** BEGIN MATERIAL TO PROCESS **
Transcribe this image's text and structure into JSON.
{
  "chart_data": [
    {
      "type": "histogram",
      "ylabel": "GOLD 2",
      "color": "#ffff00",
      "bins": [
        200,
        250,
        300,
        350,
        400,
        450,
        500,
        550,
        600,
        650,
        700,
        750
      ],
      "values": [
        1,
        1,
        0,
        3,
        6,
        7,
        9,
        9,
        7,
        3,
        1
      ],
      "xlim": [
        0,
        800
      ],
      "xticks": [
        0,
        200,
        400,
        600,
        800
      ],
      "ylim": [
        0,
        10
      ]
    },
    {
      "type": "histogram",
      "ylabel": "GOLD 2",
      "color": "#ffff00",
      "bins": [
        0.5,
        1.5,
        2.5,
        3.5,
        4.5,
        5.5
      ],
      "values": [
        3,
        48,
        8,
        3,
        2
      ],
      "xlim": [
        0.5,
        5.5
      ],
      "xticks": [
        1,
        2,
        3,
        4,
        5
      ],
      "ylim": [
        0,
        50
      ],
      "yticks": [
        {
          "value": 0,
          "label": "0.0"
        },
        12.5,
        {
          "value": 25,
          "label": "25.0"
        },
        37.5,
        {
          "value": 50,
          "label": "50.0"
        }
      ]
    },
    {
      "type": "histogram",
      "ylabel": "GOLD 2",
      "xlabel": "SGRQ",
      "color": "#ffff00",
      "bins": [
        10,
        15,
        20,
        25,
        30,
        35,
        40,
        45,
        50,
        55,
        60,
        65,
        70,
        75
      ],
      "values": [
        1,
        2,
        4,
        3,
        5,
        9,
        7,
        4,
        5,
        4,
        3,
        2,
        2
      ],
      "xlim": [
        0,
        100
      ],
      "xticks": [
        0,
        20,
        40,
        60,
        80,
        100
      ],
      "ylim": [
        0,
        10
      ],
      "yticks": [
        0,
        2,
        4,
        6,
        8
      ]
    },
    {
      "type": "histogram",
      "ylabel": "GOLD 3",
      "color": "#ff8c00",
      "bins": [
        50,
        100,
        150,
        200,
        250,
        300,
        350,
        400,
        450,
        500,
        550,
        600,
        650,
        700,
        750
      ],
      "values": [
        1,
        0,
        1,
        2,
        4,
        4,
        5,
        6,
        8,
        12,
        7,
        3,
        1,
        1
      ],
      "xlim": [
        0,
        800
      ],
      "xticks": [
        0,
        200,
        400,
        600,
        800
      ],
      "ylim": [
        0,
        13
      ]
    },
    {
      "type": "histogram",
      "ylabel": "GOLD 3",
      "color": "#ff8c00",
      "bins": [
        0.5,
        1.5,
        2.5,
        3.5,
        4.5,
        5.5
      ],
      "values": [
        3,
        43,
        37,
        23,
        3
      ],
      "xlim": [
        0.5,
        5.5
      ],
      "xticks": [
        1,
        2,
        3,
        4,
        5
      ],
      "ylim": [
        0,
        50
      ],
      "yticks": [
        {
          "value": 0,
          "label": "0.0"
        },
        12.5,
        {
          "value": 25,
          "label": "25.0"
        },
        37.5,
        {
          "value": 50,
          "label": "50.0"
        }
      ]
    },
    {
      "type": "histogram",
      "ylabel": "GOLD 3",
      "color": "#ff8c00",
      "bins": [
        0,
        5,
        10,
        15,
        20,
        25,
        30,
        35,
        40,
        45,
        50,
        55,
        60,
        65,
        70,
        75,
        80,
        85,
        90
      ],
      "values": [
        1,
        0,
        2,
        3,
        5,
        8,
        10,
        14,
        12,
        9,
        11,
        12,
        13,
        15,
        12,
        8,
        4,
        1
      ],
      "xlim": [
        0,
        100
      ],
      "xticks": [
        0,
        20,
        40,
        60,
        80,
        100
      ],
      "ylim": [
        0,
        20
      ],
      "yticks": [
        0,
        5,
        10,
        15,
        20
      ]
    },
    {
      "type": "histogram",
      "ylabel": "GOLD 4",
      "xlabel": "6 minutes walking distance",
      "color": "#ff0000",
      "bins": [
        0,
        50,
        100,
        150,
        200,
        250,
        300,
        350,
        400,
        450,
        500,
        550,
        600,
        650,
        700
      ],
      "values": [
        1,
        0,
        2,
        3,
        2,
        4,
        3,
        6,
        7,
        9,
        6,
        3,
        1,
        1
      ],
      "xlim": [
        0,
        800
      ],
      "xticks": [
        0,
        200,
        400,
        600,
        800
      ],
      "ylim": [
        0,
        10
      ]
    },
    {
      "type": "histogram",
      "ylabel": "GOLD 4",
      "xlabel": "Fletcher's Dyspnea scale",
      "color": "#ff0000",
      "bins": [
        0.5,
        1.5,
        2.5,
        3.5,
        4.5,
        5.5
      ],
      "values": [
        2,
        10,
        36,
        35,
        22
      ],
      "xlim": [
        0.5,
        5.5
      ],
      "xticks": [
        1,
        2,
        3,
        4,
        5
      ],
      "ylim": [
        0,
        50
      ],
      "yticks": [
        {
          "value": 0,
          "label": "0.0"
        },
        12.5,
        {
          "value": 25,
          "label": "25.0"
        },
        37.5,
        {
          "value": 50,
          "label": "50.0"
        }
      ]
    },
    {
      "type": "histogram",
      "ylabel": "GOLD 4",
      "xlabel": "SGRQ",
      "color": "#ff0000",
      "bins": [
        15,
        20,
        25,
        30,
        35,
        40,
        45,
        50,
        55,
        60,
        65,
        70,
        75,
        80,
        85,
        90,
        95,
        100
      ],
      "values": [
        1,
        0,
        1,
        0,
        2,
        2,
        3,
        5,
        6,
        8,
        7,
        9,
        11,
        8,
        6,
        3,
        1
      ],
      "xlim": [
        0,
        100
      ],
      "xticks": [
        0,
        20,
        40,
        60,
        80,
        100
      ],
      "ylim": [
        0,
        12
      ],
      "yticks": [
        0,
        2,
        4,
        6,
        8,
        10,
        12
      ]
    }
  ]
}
** END MATERIAL TO PROCESS **
Transcribe every line of the data, exactly as it stands.

Transcribe this image's text and structure into JSON.
{
  "chart_data": [
    {
      "type": "histogram",
      "ylabel": "GOLD 2",
      "color": "#ffff00",
      "bins": [
        200,
        250,
        300,
        350,
        400,
        450,
        500,
        550,
        600,
        650,
        700,
        750
      ],
      "values": [
        1,
        1,
        0,
        3,
        6,
        7,
        9,
        9,
        7,
        3,
        1
      ],
      "xlim": [
        0,
        800
      ],
      "xticks": [
        0,
        200,
        400,
        600,
        800
      ],
      "ylim": [
        0,
        10
      ]
    },
    {
      "type": "histogram",
      "ylabel": "GOLD 2",
      "color": "#ffff00",
      "bins": [
        0.5,
        1.5,
        2.5,
        3.5,
        4.5,
        5.5
      ],
      "values": [
        3,
        48,
        8,
        3,
        2
      ],
      "xlim": [
        0.5,
        5.5
      ],
      "xticks": [
        1,
        2,
        3,
        4,
        5
      ],
      "ylim": [
        0,
        50
      ],
      "yticks": [
        {
          "value": 0,
          "label": "0.0"
        },
        12.5,
        {
          "value": 25,
          "label": "25.0"
        },
        37.5,
        {
          "value": 50,
          "label": "50.0"
        }
      ]
    },
    {
      "type": "histogram",
      "ylabel": "GOLD 2",
      "xlabel": "SGRQ",
      "color": "#ffff00",
      "bins": [
        10,
        15,
        20,
        25,
        30,
        35,
        40,
        45,
        50,
        55,
        60,
        65,
        70,
        75
      ],
      "values": [
        1,
        2,
        4,
        3,
        5,
        9,
        7,
        4,
        5,
        4,
        3,
        2,
        2
      ],
      "xlim": [
        0,
        100
      ],
      "xticks": [
        0,
        20,
        40,
        60,
        80,
        100
      ],
      "ylim": [
        0,
        10
      ],
      "yticks": [
        0,
        2,
        4,
        6,
        8
      ]
    },
    {
      "type": "histogram",
      "ylabel": "GOLD 3",
      "color": "#ff8c00",
      "bins": [
        50,
        100,
        150,
        200,
        250,
        300,
        350,
        400,
        450,
        500,
        550,
        600,
        650,
        700,
        750
      ],
      "values": [
        1,
        0,
        1,
        2,
        4,
        4,
        5,
        6,
        8,
        12,
        7,
        3,
        1,
        1
      ],
      "xlim": [
        0,
        800
      ],
      "xticks": [
        0,
        200,
        400,
        600,
        800
      ],
      "ylim": [
        0,
        13
      ]
    },
    {
      "type": "histogram",
      "ylabel": "GOLD 3",
      "color": "#ff8c00",
      "bins": [
        0.5,
        1.5,
        2.5,
        3.5,
        4.5,
        5.5
      ],
      "values": [
        3,
        43,
        37,
        23,
        3
      ],
      "xlim": [
        0.5,
        5.5
      ],
      "xticks": [
        1,
        2,
        3,
        4,
        5
      ],
      "ylim": [
        0,
        50
      ],
      "yticks": [
        {
          "value": 0,
          "label": "0.0"
        },
        12.5,
        {
          "value": 25,
          "label": "25.0"
        },
        37.5,
        {
          "value": 50,
          "label": "50.0"
        }
      ]
    },
    {
      "type": "histogram",
      "ylabel": "GOLD 3",
      "color": "#ff8c00",
      "bins": [
        0,
        5,
        10,
        15,
        20,
        25,
        30,
        35,
        40,
        45,
        50,
        55,
        60,
        65,
        70,
        75,
        80,
        85,
        90
      ],
      "values": [
        1,
        0,
        2,
        3,
        5,
        8,
        10,
        14,
        12,
        9,
        11,
        12,
        13,
        15,
        12,
        8,
        4,
        1
      ],
      "xlim": [
        0,
        100
      ],
      "xticks": [
        0,
        20,
        40,
        60,
        80,
        100
      ],
      "ylim": [
        0,
        20
      ],
      "yticks": [
        0,
        5,
        10,
        15,
        20
      ]
    },
    {
      "type": "histogram",
      "ylabel": "GOLD 4",
      "xlabel": "6 minutes walking distance",
      "color": "#ff0000",
      "bins": [
        0,
        50,
        100,
        150,
        200,
        250,
        300,
        350,
        400,
        450,
        500,
        550,
        600,
        650,
        700
      ],
      "values": [
        1,
        0,
        2,
        3,
        2,
        4,
        3,
        6,
        7,
        9,
        6,
        3,
        1,
        1
      ],
      "xlim": [
        0,
        800
      ],
      "xticks": [
        0,
        200,
        400,
        600,
        800
      ],
      "ylim": [
        0,
        10
      ]
    },
    {
      "type": "histogram",
      "ylabel": "GOLD 4",
      "xlabel": "Fletcher's Dyspnea scale",
      "color": "#ff0000",
      "bins": [
        0.5,
        1.5,
        2.5,
        3.5,
        4.5,
        5.5
      ],
      "values": [
        2,
        10,
        36,
        35,
        22
      ],
      "xlim": [
        0.5,
        5.5
      ],
      "xticks": [
        1,
        2,
        3,
        4,
        5
      ],
      "ylim": [
        0,
        50
      ],
      "yticks": [
        {
          "value": 0,
          "label": "0.0"
        },
        12.5,
        {
          "value": 25,
          "label": "25.0"
        },
        37.5,
        {
          "value": 50,
          "label": "50.0"
        }
      ]
    },
    {
      "type": "histogram",
      "ylabel": "GOLD 4",
      "xlabel": "SGRQ",
      "color": "#ff0000",
      "bins": [
        15,
        20,
        25,
        30,
        35,
        40,
        45,
        50,
        55,
        60,
        65,
        70,
        75,
        80,
        85,
        90,
        95,
        100
      ],
      "values": [
        1,
        0,
        1,
        0,
        2,
        2,
        3,
        5,
        6,
        8,
        7,
        9,
        11,
        8,
        6,
        3,
        1
      ],
      "xlim": [
        0,
        100
      ],
      "xticks": [
        0,
        20,
        40,
        60,
        80,
        100
      ],
      "ylim": [
        0,
        12
      ],
      "yticks": [
        0,
        2,
        4,
        6,
        8,
        10,
        12
      ]
    }
  ]
}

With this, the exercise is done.